Aim: Copy the rows word for word, from the first line through the line containing "nav-profile[interactable]: 我的: [382, 637, 457, 687]", including both ends.

--- start of Data for this exercise ---

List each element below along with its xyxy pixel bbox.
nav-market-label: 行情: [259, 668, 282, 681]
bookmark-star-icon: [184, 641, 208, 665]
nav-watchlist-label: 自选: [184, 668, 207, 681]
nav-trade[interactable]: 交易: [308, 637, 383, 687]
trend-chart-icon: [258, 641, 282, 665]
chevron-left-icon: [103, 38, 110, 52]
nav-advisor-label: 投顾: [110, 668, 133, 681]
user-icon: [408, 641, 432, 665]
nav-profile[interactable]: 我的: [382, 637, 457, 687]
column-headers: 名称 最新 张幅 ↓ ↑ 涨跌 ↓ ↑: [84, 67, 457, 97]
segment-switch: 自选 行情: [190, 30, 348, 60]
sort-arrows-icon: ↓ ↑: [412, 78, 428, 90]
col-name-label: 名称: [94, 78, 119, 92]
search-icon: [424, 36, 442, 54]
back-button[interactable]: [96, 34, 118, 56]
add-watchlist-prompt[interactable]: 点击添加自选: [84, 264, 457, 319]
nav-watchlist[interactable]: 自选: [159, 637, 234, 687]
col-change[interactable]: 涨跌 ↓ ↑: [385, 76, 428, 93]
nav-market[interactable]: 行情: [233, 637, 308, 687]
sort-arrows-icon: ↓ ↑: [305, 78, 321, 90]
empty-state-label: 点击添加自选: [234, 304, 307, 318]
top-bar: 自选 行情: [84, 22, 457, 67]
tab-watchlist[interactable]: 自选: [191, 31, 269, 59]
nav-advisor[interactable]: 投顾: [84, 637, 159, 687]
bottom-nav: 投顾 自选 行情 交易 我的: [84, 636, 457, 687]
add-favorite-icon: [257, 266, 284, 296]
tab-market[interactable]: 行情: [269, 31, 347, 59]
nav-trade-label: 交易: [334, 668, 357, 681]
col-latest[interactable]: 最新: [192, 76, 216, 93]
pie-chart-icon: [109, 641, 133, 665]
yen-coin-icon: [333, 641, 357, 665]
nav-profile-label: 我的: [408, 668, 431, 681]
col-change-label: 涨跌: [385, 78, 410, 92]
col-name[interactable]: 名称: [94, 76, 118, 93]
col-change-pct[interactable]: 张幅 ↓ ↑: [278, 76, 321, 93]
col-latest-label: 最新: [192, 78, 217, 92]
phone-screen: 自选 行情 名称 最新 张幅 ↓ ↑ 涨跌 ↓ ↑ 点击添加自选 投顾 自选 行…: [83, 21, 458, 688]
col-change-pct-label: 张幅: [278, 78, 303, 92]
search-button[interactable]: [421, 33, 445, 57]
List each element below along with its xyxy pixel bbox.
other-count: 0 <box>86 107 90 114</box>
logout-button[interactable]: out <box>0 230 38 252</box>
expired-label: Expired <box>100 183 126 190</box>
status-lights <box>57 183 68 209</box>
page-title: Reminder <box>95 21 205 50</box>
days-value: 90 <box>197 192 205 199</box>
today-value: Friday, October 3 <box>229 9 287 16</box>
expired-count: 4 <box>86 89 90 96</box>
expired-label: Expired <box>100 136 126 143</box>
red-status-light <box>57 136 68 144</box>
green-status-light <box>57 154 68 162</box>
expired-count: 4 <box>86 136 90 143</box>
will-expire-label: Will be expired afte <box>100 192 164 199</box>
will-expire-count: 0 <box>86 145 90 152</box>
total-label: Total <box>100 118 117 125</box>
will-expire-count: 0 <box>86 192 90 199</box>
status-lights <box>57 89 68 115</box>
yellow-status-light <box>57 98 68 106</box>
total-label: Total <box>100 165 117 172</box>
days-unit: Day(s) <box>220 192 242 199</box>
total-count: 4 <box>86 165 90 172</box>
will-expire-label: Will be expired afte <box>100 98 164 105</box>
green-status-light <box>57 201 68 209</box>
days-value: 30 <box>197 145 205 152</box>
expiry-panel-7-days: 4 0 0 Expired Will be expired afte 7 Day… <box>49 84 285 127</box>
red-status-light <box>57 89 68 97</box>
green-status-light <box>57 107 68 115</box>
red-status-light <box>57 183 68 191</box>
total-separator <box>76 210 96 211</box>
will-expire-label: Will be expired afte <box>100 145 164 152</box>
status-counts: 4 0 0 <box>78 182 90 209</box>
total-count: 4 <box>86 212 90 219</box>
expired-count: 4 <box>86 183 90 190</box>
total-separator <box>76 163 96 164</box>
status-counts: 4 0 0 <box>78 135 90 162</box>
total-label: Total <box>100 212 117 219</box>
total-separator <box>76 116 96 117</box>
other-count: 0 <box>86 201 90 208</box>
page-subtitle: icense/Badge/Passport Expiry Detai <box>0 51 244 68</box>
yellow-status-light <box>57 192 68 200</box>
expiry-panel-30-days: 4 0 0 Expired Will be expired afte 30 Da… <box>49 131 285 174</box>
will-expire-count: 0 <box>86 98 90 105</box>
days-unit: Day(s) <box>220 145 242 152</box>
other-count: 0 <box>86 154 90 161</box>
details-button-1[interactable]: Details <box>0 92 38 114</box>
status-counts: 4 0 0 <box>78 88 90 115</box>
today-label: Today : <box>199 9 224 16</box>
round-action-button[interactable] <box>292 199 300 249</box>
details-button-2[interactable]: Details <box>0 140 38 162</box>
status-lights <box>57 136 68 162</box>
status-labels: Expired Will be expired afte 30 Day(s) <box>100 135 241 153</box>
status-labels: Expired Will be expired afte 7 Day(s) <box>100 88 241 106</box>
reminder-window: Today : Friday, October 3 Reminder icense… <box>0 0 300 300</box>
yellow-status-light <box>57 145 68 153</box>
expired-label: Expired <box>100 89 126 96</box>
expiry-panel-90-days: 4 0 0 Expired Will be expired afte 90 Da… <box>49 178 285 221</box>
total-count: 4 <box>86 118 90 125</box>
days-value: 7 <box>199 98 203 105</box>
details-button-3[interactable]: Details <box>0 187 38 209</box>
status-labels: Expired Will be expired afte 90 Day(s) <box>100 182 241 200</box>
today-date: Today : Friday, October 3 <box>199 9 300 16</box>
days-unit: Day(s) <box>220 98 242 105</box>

--- end of Data for this exercise ---

Result for this task:
List each element below along with its xyxy pixel bbox.
nav-market-label: 行情: [259, 668, 282, 681]
bookmark-star-icon: [184, 641, 208, 665]
nav-watchlist-label: 自选: [184, 668, 207, 681]
nav-trade[interactable]: 交易: [308, 637, 383, 687]
trend-chart-icon: [258, 641, 282, 665]
chevron-left-icon: [103, 38, 110, 52]
nav-advisor-label: 投顾: [110, 668, 133, 681]
user-icon: [408, 641, 432, 665]
nav-profile[interactable]: 我的: [382, 637, 457, 687]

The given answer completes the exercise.